*** Records for this task ***

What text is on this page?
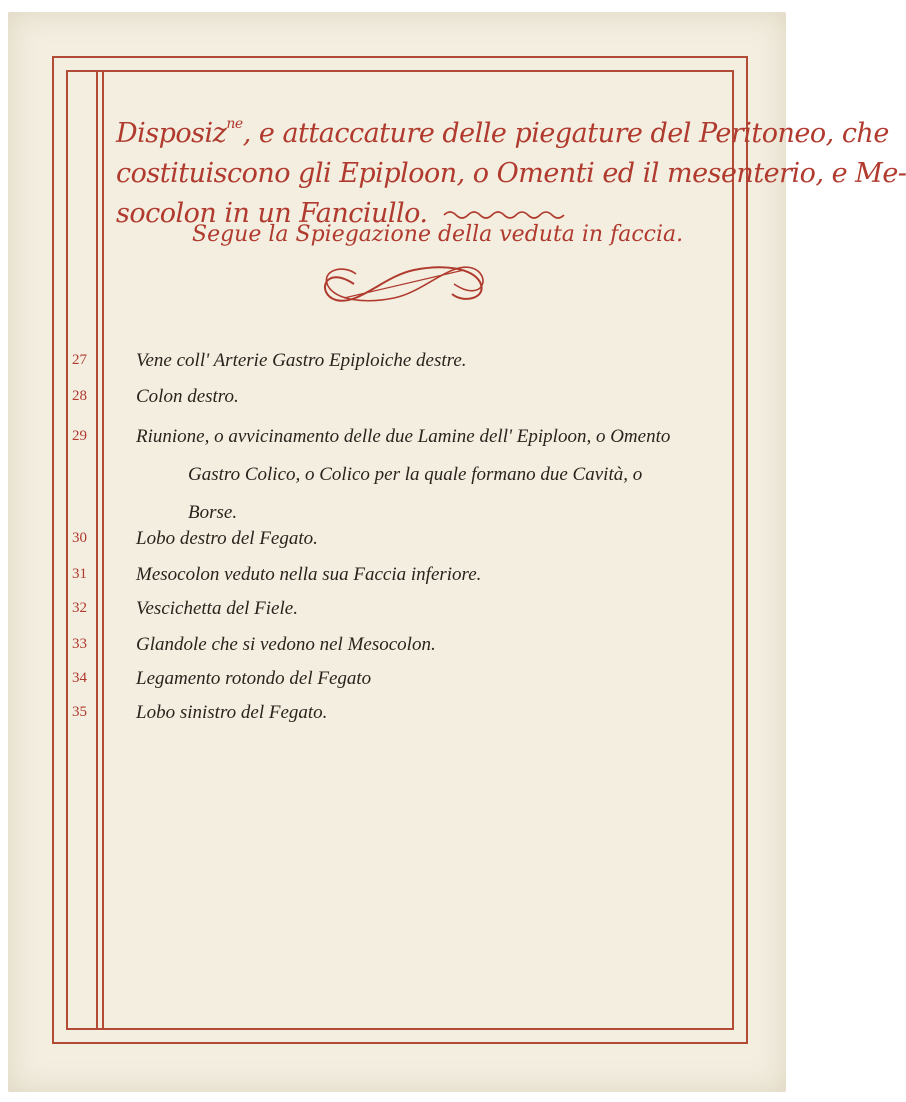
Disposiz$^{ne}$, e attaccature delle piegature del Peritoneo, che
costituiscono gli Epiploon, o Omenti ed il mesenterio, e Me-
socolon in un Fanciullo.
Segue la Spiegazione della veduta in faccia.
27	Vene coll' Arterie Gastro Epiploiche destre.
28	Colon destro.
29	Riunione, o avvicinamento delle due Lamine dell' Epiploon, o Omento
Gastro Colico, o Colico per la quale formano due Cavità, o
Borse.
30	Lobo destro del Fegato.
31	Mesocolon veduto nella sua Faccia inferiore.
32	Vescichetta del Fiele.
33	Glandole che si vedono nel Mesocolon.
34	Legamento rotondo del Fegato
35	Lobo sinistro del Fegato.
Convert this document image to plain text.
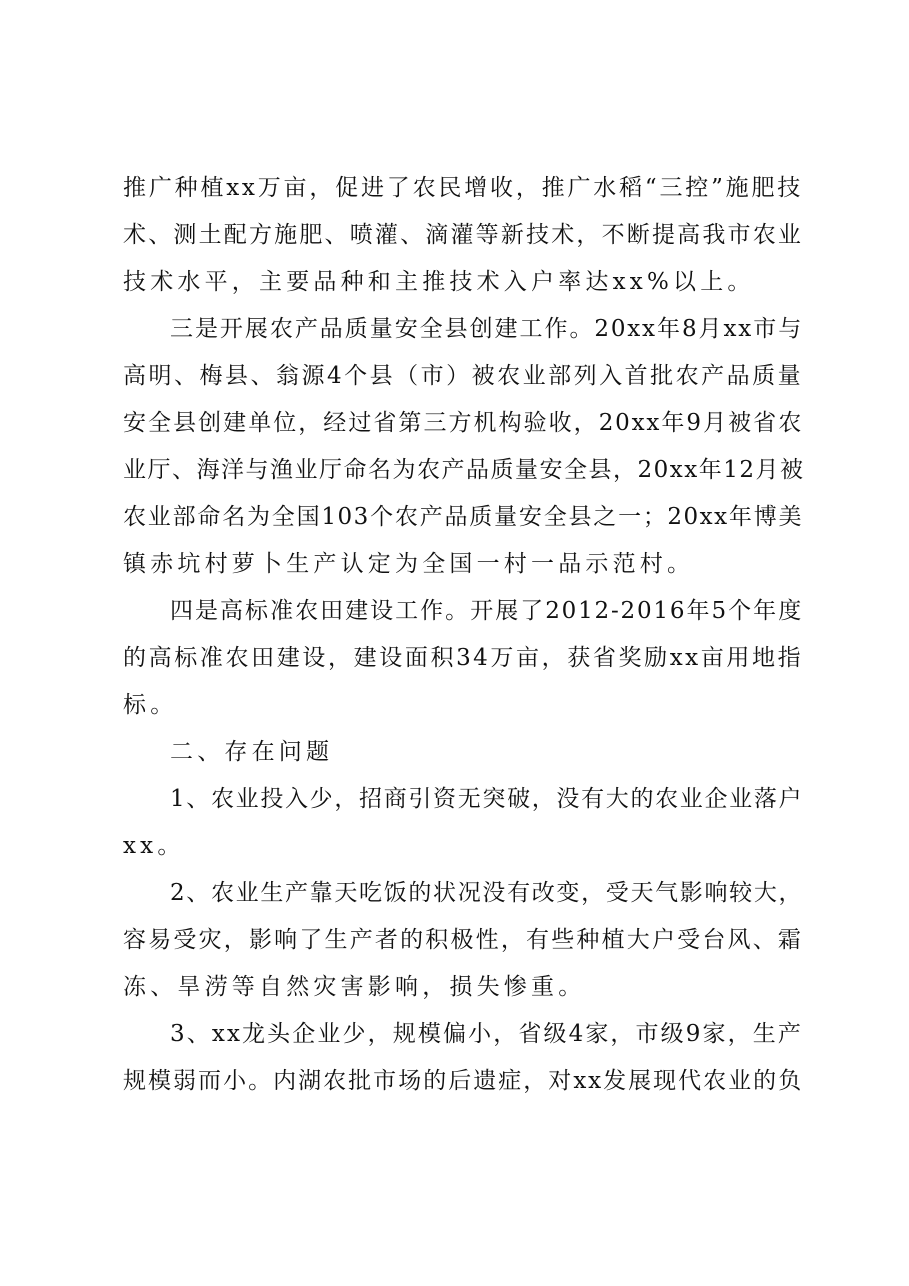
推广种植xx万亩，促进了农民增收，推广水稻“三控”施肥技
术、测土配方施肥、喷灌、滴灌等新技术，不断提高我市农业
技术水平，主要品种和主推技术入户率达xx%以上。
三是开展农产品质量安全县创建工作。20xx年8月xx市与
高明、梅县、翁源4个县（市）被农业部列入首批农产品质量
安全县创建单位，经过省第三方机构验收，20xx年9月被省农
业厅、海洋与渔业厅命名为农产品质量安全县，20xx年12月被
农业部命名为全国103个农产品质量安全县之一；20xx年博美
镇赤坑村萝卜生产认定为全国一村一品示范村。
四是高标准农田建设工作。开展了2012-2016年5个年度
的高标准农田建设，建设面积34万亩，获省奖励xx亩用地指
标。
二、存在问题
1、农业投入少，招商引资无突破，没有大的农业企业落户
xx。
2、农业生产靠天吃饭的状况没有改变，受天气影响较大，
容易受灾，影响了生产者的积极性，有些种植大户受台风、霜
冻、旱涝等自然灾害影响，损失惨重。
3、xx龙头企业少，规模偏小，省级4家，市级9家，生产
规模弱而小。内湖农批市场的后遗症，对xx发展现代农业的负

***

> **Required task**: From the line containing "Convert this document image to plain text." down to the last line of the data, print every line exactly and nothing else. Pictures stay out of the copy.

> **Complete output**:
Convert this document image to plain text.
推广种植xx万亩，促进了农民增收，推广水稻“三控”施肥技
术、测土配方施肥、喷灌、滴灌等新技术，不断提高我市农业
技术水平，主要品种和主推技术入户率达xx%以上。
三是开展农产品质量安全县创建工作。20xx年8月xx市与
高明、梅县、翁源4个县（市）被农业部列入首批农产品质量
安全县创建单位，经过省第三方机构验收，20xx年9月被省农
业厅、海洋与渔业厅命名为农产品质量安全县，20xx年12月被
农业部命名为全国103个农产品质量安全县之一；20xx年博美
镇赤坑村萝卜生产认定为全国一村一品示范村。
四是高标准农田建设工作。开展了2012-2016年5个年度
的高标准农田建设，建设面积34万亩，获省奖励xx亩用地指
标。
二、存在问题
1、农业投入少，招商引资无突破，没有大的农业企业落户
xx。
2、农业生产靠天吃饭的状况没有改变，受天气影响较大，
容易受灾，影响了生产者的积极性，有些种植大户受台风、霜
冻、旱涝等自然灾害影响，损失惨重。
3、xx龙头企业少，规模偏小，省级4家，市级9家，生产
规模弱而小。内湖农批市场的后遗症，对xx发展现代农业的负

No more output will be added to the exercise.